• **SET PROBLEM**
Write out each entry, exactly the way it appears.

(Items from a figure collection)
****

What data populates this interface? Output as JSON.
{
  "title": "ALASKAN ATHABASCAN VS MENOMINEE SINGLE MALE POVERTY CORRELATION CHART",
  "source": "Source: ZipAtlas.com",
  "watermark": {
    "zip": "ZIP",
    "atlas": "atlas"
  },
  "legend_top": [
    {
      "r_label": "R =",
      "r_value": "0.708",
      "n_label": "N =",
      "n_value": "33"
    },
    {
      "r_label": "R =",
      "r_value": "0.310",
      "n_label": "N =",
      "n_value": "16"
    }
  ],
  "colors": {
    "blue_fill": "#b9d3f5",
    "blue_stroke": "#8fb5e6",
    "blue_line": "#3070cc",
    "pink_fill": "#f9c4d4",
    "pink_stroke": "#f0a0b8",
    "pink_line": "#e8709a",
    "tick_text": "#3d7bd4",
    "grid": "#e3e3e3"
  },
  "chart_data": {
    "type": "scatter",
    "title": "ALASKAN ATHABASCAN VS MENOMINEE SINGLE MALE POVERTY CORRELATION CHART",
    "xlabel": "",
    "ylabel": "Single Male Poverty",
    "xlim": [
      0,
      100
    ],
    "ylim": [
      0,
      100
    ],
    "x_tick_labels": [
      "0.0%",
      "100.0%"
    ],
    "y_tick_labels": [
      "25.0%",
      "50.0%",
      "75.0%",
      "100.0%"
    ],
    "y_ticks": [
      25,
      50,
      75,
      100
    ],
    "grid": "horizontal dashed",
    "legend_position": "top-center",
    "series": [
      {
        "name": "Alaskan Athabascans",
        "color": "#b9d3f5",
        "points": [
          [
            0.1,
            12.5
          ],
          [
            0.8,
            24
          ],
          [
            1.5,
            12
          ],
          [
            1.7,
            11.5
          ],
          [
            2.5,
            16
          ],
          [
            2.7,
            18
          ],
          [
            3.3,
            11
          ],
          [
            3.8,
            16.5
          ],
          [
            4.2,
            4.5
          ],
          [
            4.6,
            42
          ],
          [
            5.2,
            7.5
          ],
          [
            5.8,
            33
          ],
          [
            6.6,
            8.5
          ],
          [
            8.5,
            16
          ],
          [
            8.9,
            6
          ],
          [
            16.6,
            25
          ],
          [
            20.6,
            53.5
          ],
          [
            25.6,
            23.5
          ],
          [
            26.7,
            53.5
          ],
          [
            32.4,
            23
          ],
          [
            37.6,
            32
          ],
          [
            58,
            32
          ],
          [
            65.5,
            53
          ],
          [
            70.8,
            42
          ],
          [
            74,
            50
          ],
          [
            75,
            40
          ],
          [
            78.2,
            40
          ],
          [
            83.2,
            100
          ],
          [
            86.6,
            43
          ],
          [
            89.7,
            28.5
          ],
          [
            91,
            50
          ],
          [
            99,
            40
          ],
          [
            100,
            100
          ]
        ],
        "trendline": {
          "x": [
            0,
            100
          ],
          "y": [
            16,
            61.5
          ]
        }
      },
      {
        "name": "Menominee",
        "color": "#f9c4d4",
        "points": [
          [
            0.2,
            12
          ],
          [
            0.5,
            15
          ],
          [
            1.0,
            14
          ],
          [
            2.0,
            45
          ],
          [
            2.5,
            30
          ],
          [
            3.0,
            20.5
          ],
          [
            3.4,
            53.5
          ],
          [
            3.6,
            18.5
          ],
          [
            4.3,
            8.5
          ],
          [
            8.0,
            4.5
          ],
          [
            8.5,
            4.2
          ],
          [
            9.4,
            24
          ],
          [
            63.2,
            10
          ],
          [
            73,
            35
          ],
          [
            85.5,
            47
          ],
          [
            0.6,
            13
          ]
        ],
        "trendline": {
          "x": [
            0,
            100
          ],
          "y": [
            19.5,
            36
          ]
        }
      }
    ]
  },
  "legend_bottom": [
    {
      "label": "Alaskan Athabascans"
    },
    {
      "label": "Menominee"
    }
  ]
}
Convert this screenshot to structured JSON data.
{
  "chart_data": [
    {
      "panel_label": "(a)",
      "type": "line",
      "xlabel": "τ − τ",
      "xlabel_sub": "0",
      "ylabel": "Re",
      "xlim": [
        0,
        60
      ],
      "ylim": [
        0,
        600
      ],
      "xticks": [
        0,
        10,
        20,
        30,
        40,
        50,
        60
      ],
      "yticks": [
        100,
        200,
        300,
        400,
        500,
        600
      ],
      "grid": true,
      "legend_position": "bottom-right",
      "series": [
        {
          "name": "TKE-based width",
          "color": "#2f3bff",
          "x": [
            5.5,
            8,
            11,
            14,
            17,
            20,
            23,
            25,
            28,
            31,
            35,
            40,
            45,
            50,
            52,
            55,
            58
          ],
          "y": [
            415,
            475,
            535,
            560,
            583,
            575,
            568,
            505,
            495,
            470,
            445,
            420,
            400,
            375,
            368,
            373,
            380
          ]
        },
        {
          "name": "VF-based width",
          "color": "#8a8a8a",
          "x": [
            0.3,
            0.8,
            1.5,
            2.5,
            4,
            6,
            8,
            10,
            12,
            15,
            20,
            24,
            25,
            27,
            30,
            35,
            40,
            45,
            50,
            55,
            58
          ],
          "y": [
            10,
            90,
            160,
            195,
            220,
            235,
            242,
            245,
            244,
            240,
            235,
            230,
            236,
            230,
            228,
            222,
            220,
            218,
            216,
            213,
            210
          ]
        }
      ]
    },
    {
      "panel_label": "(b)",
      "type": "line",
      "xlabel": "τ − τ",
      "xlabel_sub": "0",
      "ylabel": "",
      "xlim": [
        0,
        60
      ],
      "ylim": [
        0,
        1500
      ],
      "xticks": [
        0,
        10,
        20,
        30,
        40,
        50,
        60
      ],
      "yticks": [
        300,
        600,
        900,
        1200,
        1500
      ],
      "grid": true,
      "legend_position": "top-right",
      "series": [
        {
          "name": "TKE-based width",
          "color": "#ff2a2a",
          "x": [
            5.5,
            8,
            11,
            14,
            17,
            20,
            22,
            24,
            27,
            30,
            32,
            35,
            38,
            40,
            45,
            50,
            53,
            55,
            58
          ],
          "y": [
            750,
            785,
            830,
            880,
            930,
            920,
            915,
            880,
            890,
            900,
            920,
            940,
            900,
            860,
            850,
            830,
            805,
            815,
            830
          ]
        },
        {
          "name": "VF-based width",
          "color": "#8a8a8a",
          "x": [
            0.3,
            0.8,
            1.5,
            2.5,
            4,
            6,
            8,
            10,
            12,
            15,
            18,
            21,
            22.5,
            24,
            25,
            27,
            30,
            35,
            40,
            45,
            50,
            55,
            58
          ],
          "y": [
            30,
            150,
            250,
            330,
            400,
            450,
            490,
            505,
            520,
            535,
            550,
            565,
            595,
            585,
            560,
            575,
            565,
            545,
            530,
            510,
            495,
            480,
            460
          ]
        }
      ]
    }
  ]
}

****

• **THE REPLY**
What data populates this interface? Output as JSON.
{
  "title": "ALASKAN ATHABASCAN VS MENOMINEE SINGLE MALE POVERTY CORRELATION CHART",
  "source": "Source: ZipAtlas.com",
  "watermark": {
    "zip": "ZIP",
    "atlas": "atlas"
  },
  "legend_top": [
    {
      "r_label": "R =",
      "r_value": "0.708",
      "n_label": "N =",
      "n_value": "33"
    },
    {
      "r_label": "R =",
      "r_value": "0.310",
      "n_label": "N =",
      "n_value": "16"
    }
  ],
  "colors": {
    "blue_fill": "#b9d3f5",
    "blue_stroke": "#8fb5e6",
    "blue_line": "#3070cc",
    "pink_fill": "#f9c4d4",
    "pink_stroke": "#f0a0b8",
    "pink_line": "#e8709a",
    "tick_text": "#3d7bd4",
    "grid": "#e3e3e3"
  },
  "chart_data": {
    "type": "scatter",
    "title": "ALASKAN ATHABASCAN VS MENOMINEE SINGLE MALE POVERTY CORRELATION CHART",
    "xlabel": "",
    "ylabel": "Single Male Poverty",
    "xlim": [
      0,
      100
    ],
    "ylim": [
      0,
      100
    ],
    "x_tick_labels": [
      "0.0%",
      "100.0%"
    ],
    "y_tick_labels": [
      "25.0%",
      "50.0%",
      "75.0%",
      "100.0%"
    ],
    "y_ticks": [
      25,
      50,
      75,
      100
    ],
    "grid": "horizontal dashed",
    "legend_position": "top-center",
    "series": [
      {
        "name": "Alaskan Athabascans",
        "color": "#b9d3f5",
        "points": [
          [
            0.1,
            12.5
          ],
          [
            0.8,
            24
          ],
          [
            1.5,
            12
          ],
          [
            1.7,
            11.5
          ],
          [
            2.5,
            16
          ],
          [
            2.7,
            18
          ],
          [
            3.3,
            11
          ],
          [
            3.8,
            16.5
          ],
          [
            4.2,
            4.5
          ],
          [
            4.6,
            42
          ],
          [
            5.2,
            7.5
          ],
          [
            5.8,
            33
          ],
          [
            6.6,
            8.5
          ],
          [
            8.5,
            16
          ],
          [
            8.9,
            6
          ],
          [
            16.6,
            25
          ],
          [
            20.6,
            53.5
          ],
          [
            25.6,
            23.5
          ],
          [
            26.7,
            53.5
          ],
          [
            32.4,
            23
          ],
          [
            37.6,
            32
          ],
          [
            58,
            32
          ],
          [
            65.5,
            53
          ],
          [
            70.8,
            42
          ],
          [
            74,
            50
          ],
          [
            75,
            40
          ],
          [
            78.2,
            40
          ],
          [
            83.2,
            100
          ],
          [
            86.6,
            43
          ],
          [
            89.7,
            28.5
          ],
          [
            91,
            50
          ],
          [
            99,
            40
          ],
          [
            100,
            100
          ]
        ],
        "trendline": {
          "x": [
            0,
            100
          ],
          "y": [
            16,
            61.5
          ]
        }
      },
      {
        "name": "Menominee",
        "color": "#f9c4d4",
        "points": [
          [
            0.2,
            12
          ],
          [
            0.5,
            15
          ],
          [
            1.0,
            14
          ],
          [
            2.0,
            45
          ],
          [
            2.5,
            30
          ],
          [
            3.0,
            20.5
          ],
          [
            3.4,
            53.5
          ],
          [
            3.6,
            18.5
          ],
          [
            4.3,
            8.5
          ],
          [
            8.0,
            4.5
          ],
          [
            8.5,
            4.2
          ],
          [
            9.4,
            24
          ],
          [
            63.2,
            10
          ],
          [
            73,
            35
          ],
          [
            85.5,
            47
          ],
          [
            0.6,
            13
          ]
        ],
        "trendline": {
          "x": [
            0,
            100
          ],
          "y": [
            19.5,
            36
          ]
        }
      }
    ]
  },
  "legend_bottom": [
    {
      "label": "Alaskan Athabascans"
    },
    {
      "label": "Menominee"
    }
  ]
}
Convert this screenshot to structured JSON data.
{
  "chart_data": [
    {
      "panel_label": "(a)",
      "type": "line",
      "xlabel": "τ − τ",
      "xlabel_sub": "0",
      "ylabel": "Re",
      "xlim": [
        0,
        60
      ],
      "ylim": [
        0,
        600
      ],
      "xticks": [
        0,
        10,
        20,
        30,
        40,
        50,
        60
      ],
      "yticks": [
        100,
        200,
        300,
        400,
        500,
        600
      ],
      "grid": true,
      "legend_position": "bottom-right",
      "series": [
        {
          "name": "TKE-based width",
          "color": "#2f3bff",
          "x": [
            5.5,
            8,
            11,
            14,
            17,
            20,
            23,
            25,
            28,
            31,
            35,
            40,
            45,
            50,
            52,
            55,
            58
          ],
          "y": [
            415,
            475,
            535,
            560,
            583,
            575,
            568,
            505,
            495,
            470,
            445,
            420,
            400,
            375,
            368,
            373,
            380
          ]
        },
        {
          "name": "VF-based width",
          "color": "#8a8a8a",
          "x": [
            0.3,
            0.8,
            1.5,
            2.5,
            4,
            6,
            8,
            10,
            12,
            15,
            20,
            24,
            25,
            27,
            30,
            35,
            40,
            45,
            50,
            55,
            58
          ],
          "y": [
            10,
            90,
            160,
            195,
            220,
            235,
            242,
            245,
            244,
            240,
            235,
            230,
            236,
            230,
            228,
            222,
            220,
            218,
            216,
            213,
            210
          ]
        }
      ]
    },
    {
      "panel_label": "(b)",
      "type": "line",
      "xlabel": "τ − τ",
      "xlabel_sub": "0",
      "ylabel": "",
      "xlim": [
        0,
        60
      ],
      "ylim": [
        0,
        1500
      ],
      "xticks": [
        0,
        10,
        20,
        30,
        40,
        50,
        60
      ],
      "yticks": [
        300,
        600,
        900,
        1200,
        1500
      ],
      "grid": true,
      "legend_position": "top-right",
      "series": [
        {
          "name": "TKE-based width",
          "color": "#ff2a2a",
          "x": [
            5.5,
            8,
            11,
            14,
            17,
            20,
            22,
            24,
            27,
            30,
            32,
            35,
            38,
            40,
            45,
            50,
            53,
            55,
            58
          ],
          "y": [
            750,
            785,
            830,
            880,
            930,
            920,
            915,
            880,
            890,
            900,
            920,
            940,
            900,
            860,
            850,
            830,
            805,
            815,
            830
          ]
        },
        {
          "name": "VF-based width",
          "color": "#8a8a8a",
          "x": [
            0.3,
            0.8,
            1.5,
            2.5,
            4,
            6,
            8,
            10,
            12,
            15,
            18,
            21,
            22.5,
            24,
            25,
            27,
            30,
            35,
            40,
            45,
            50,
            55,
            58
          ],
          "y": [
            30,
            150,
            250,
            330,
            400,
            450,
            490,
            505,
            520,
            535,
            550,
            565,
            595,
            585,
            560,
            575,
            565,
            545,
            530,
            510,
            495,
            480,
            460
          ]
        }
      ]
    }
  ]
}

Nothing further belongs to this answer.